- EXCERPT -
============================================================

NI releases its fastest data acquisition device

By Control Engineering Staff November 3, 2005

National Instruments PXI-5114 dual-channel device offers a broad range of high-speed validation and manufacturing test capabilities.

Engineers now can use the National Instruments’ PXI-5114 dual-channel, 8-bit digitizer–also known as a PC-based oscilloscope–for a broad range of high-speed validation and manufacturing test applications, such as consumer electronics test and semiconductor component test. Starting at $2,995, the new digitizer offers an excellent value for the price, with a broad range of functionality, the company says, and it’s the fastest data-acquisition device NI offers to date.It provides 250 MS/s real-time and 5 GS/s equivalent-time or random-interleaved sampling, with 125 MHz bandwidth for general-purpose time-domain digitization, NI says. Engineers can use the module’s deep onboard memory of up to 256 MB/channel to store larger waveforms or to store more than 1-million records when using the multi-record acquisition mode. The digitizer also features a variety of triggering options, including SDTV/HDTV video triggering, and input ranges from 40 mV to 40 V.The digitizer is built on the NI Synchronization and Memory Core (SMC) architecture, a common foundation for NI digitizers, signal generators, and digital waveform generator/analyzers. In addition to deep onboard memory, SMC architecture also offers engineers high throughput and tight synchronization, NI says. SMC-based instruments achieve picosecond-level synchronization accuracy among multiple modules for building high-channel-count systems and creating mixed-signal applications.As with other NI digitizers, engineers can use the new 250 MS/s digitizer with arbitrary waveform generators and digital waveform generator/analyzers to build mixed-signal applications at any stage in a product’s development–from design and validation to manufacturing test. All NI digitizers come with NI-Scope driver software, which works with other NI tools: LabView graphical development environment, SignalExpress interactive measurement software, Measurement Studio for Microsoft Visual Studio .Net, and LabWindows/CVI ANSI C development environment.

============================================================

- DATA LISTING -
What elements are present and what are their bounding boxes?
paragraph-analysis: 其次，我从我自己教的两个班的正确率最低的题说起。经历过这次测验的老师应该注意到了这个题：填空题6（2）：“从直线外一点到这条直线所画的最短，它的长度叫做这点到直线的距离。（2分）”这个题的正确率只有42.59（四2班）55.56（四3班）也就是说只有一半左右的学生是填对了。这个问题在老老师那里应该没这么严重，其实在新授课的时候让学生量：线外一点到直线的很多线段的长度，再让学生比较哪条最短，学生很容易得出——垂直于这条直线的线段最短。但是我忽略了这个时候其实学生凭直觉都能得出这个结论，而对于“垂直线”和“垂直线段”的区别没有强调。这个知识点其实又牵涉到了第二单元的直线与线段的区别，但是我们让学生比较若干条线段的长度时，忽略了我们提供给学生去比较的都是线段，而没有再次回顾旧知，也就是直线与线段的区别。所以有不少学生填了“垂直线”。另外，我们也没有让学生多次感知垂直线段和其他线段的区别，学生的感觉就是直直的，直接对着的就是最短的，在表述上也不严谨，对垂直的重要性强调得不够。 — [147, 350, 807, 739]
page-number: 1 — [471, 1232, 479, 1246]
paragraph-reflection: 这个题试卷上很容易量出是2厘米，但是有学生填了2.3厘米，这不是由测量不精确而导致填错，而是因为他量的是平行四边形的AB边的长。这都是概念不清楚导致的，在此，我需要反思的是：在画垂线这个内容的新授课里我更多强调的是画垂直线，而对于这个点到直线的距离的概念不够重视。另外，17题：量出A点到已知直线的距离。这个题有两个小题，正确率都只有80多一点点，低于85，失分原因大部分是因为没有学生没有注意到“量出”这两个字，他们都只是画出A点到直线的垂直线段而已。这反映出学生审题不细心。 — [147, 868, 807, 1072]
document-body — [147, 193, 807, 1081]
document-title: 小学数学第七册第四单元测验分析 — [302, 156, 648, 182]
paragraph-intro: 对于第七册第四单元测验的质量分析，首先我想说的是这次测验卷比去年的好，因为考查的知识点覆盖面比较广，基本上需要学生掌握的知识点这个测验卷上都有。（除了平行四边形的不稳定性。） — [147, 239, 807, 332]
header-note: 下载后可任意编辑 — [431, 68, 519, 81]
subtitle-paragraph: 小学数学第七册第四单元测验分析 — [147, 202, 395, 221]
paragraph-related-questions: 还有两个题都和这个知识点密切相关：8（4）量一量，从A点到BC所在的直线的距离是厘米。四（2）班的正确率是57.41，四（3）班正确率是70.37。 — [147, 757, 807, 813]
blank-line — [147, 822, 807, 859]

============================================================

- EXERCISE -
Can you reproduce the entire article about the NI PXI-5114 digitizer word for word? None of the records is relevant here.

- RESULT -
NI releases its fastest data acquisition device

By Control Engineering Staff November 3, 2005

National Instruments PXI-5114 dual-channel device offers a broad range of high-speed validation and manufacturing test capabilities.

Engineers now can use the National Instruments’ PXI-5114 dual-channel, 8-bit digitizer–also known as a PC-based oscilloscope–for a broad range of high-speed validation and manufacturing test applications, such as consumer electronics test and semiconductor component test. Starting at $2,995, the new digitizer offers an excellent value for the price, with a broad range of functionality, the company says, and it’s the fastest data-acquisition device NI offers to date.It provides 250 MS/s real-time and 5 GS/s equivalent-time or random-interleaved sampling, with 125 MHz bandwidth for general-purpose time-domain digitization, NI says. Engineers can use the module’s deep onboard memory of up to 256 MB/channel to store larger waveforms or to store more than 1-million records when using the multi-record acquisition mode. The digitizer also features a variety of triggering options, including SDTV/HDTV video triggering, and input ranges from 40 mV to 40 V.The digitizer is built on the NI Synchronization and Memory Core (SMC) architecture, a common foundation for NI digitizers, signal generators, and digital waveform generator/analyzers. In addition to deep onboard memory, SMC architecture also offers engineers high throughput and tight synchronization, NI says. SMC-based instruments achieve picosecond-level synchronization accuracy among multiple modules for building high-channel-count systems and creating mixed-signal applications.As with other NI digitizers, engineers can use the new 250 MS/s digitizer with arbitrary waveform generators and digital waveform generator/analyzers to build mixed-signal applications at any stage in a product’s development–from design and validation to manufacturing test. All NI digitizers come with NI-Scope driver software, which works with other NI tools: LabView graphical development environment, SignalExpress interactive measurement software, Measurement Studio for Microsoft Visual Studio .Net, and LabWindows/CVI ANSI C development environment.